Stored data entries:
----
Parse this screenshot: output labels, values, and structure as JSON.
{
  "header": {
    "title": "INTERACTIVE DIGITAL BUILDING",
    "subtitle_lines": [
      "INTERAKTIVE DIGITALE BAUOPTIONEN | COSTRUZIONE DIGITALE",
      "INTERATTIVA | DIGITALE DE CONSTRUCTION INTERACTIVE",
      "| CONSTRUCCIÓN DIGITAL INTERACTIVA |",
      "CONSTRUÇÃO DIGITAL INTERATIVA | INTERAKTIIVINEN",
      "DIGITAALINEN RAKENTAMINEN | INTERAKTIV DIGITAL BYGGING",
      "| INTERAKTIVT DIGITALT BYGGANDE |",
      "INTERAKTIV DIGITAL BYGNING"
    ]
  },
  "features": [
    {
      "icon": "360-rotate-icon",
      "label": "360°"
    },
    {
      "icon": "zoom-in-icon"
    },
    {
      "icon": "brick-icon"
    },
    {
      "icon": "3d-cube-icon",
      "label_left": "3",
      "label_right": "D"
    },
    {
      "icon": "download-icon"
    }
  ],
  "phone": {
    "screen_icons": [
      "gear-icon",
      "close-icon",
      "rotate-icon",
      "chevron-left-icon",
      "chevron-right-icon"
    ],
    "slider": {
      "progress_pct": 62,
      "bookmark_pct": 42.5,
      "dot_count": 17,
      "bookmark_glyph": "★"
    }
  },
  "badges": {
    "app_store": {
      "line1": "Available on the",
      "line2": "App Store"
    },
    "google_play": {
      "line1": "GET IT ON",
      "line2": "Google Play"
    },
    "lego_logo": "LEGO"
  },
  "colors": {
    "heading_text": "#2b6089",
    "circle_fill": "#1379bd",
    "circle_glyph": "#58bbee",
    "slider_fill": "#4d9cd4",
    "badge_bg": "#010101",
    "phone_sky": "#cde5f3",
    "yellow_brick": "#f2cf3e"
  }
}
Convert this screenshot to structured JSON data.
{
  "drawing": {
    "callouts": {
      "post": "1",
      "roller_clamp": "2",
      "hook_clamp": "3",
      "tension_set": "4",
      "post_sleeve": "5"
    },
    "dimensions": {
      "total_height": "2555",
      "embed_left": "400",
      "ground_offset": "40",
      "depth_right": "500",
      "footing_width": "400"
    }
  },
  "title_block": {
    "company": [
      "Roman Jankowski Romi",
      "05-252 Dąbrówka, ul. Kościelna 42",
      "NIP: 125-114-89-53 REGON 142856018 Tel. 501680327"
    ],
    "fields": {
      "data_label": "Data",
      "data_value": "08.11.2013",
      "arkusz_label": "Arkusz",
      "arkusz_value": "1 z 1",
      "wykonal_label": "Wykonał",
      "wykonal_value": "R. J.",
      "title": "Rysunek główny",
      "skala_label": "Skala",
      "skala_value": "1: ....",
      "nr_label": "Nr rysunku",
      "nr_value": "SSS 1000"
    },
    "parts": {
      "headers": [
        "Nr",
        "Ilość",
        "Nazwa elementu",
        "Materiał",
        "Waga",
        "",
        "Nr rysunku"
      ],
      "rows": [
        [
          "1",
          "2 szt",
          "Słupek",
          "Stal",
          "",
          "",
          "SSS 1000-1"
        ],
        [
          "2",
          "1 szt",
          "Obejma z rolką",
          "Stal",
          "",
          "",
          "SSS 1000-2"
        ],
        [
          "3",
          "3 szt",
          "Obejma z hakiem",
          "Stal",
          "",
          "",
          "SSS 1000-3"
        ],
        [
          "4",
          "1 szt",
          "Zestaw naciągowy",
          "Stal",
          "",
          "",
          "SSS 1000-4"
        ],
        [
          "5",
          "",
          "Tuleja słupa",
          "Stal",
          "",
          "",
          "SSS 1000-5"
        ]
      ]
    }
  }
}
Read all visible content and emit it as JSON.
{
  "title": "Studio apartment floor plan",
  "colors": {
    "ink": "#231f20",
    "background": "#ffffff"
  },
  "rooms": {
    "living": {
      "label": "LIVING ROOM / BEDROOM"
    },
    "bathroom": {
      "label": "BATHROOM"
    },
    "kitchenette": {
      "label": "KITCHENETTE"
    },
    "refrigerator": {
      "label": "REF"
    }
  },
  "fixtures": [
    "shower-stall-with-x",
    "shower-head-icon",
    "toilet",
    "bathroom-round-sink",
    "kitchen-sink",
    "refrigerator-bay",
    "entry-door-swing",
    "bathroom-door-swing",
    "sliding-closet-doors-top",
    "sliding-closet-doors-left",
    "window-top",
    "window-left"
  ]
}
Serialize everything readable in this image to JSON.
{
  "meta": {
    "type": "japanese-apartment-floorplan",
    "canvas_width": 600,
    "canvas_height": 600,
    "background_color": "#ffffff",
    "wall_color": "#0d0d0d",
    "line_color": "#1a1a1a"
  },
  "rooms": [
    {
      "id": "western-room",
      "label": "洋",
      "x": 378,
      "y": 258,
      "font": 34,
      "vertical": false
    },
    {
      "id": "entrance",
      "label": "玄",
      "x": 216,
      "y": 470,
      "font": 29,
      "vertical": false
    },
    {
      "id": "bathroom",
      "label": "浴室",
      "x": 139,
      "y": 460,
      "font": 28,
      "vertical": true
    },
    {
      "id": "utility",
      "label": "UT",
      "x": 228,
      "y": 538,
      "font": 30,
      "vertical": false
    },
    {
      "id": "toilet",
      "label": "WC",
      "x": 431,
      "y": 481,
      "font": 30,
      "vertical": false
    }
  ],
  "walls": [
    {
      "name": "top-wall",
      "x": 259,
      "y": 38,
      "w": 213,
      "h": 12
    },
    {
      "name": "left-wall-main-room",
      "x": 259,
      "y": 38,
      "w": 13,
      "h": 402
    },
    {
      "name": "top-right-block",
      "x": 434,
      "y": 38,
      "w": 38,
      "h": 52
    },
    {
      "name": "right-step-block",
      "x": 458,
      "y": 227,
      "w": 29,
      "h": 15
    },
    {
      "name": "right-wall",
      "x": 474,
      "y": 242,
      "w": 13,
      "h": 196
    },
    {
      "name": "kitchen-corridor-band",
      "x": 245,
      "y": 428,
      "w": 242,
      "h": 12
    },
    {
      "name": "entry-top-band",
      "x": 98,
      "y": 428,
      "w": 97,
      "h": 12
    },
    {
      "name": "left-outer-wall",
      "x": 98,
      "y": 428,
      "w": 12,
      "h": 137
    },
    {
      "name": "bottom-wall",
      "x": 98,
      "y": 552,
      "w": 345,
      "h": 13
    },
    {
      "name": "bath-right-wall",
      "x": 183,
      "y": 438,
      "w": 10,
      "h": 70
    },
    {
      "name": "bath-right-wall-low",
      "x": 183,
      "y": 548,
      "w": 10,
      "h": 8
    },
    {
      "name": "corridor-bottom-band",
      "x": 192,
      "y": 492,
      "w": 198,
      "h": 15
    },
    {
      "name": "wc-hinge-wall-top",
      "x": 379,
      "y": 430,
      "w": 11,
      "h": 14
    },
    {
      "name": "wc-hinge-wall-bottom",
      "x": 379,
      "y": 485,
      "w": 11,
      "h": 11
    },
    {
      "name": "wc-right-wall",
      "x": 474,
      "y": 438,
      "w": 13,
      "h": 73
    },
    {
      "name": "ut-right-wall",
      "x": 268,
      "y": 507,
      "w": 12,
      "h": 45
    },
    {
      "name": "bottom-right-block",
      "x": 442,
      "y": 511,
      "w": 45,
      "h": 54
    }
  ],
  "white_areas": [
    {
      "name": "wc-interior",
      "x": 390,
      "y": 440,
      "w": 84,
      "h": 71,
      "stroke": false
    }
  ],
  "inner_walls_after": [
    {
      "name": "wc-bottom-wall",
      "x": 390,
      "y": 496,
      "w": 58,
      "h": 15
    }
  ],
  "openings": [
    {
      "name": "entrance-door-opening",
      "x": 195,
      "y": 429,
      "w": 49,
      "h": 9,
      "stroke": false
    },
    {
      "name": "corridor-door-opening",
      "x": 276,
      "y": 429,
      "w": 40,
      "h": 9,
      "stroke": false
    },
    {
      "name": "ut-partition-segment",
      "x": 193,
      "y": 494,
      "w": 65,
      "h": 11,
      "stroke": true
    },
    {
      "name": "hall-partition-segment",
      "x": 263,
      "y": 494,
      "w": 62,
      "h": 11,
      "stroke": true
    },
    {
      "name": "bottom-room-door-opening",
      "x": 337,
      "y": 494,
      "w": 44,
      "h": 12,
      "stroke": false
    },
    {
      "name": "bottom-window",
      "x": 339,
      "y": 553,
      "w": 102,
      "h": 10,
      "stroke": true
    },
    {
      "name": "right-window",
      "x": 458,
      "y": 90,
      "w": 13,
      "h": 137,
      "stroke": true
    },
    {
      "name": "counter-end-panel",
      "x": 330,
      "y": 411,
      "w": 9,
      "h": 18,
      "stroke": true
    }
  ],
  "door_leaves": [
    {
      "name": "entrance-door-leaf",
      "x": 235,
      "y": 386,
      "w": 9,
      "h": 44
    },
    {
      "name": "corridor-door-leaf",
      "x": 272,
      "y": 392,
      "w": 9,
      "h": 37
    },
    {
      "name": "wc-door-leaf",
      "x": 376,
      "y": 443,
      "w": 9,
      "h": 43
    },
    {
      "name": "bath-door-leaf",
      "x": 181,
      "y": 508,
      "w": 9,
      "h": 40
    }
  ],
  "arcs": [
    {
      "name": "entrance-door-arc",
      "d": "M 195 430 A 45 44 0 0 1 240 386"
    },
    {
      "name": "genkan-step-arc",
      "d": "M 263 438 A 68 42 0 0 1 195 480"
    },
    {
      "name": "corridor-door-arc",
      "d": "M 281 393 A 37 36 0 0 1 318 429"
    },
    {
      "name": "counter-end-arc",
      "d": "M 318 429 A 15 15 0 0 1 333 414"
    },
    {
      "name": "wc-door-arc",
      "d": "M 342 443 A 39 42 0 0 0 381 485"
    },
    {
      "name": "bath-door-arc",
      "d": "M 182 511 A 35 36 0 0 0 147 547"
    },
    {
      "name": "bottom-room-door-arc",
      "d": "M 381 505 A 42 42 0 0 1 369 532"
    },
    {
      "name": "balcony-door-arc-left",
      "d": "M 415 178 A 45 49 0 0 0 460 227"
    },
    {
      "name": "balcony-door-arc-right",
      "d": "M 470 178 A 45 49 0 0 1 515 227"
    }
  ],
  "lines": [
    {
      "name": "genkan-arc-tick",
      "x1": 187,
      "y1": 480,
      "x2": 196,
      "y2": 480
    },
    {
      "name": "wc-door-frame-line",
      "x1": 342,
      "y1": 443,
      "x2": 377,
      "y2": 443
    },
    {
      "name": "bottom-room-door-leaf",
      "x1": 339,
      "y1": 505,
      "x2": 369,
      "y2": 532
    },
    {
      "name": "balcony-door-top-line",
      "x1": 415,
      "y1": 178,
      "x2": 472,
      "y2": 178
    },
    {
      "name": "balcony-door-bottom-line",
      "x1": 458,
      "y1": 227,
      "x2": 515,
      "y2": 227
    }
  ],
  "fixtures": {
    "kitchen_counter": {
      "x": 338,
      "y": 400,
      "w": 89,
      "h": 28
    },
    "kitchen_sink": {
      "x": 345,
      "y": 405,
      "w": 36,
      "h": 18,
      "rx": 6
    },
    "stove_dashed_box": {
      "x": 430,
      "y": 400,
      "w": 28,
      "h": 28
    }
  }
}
----
Problem description:
From the entries above, collect every line with the string "swing" in it.

Answer to the problem:
    "entry-door-swing",
    "bathroom-door-swing",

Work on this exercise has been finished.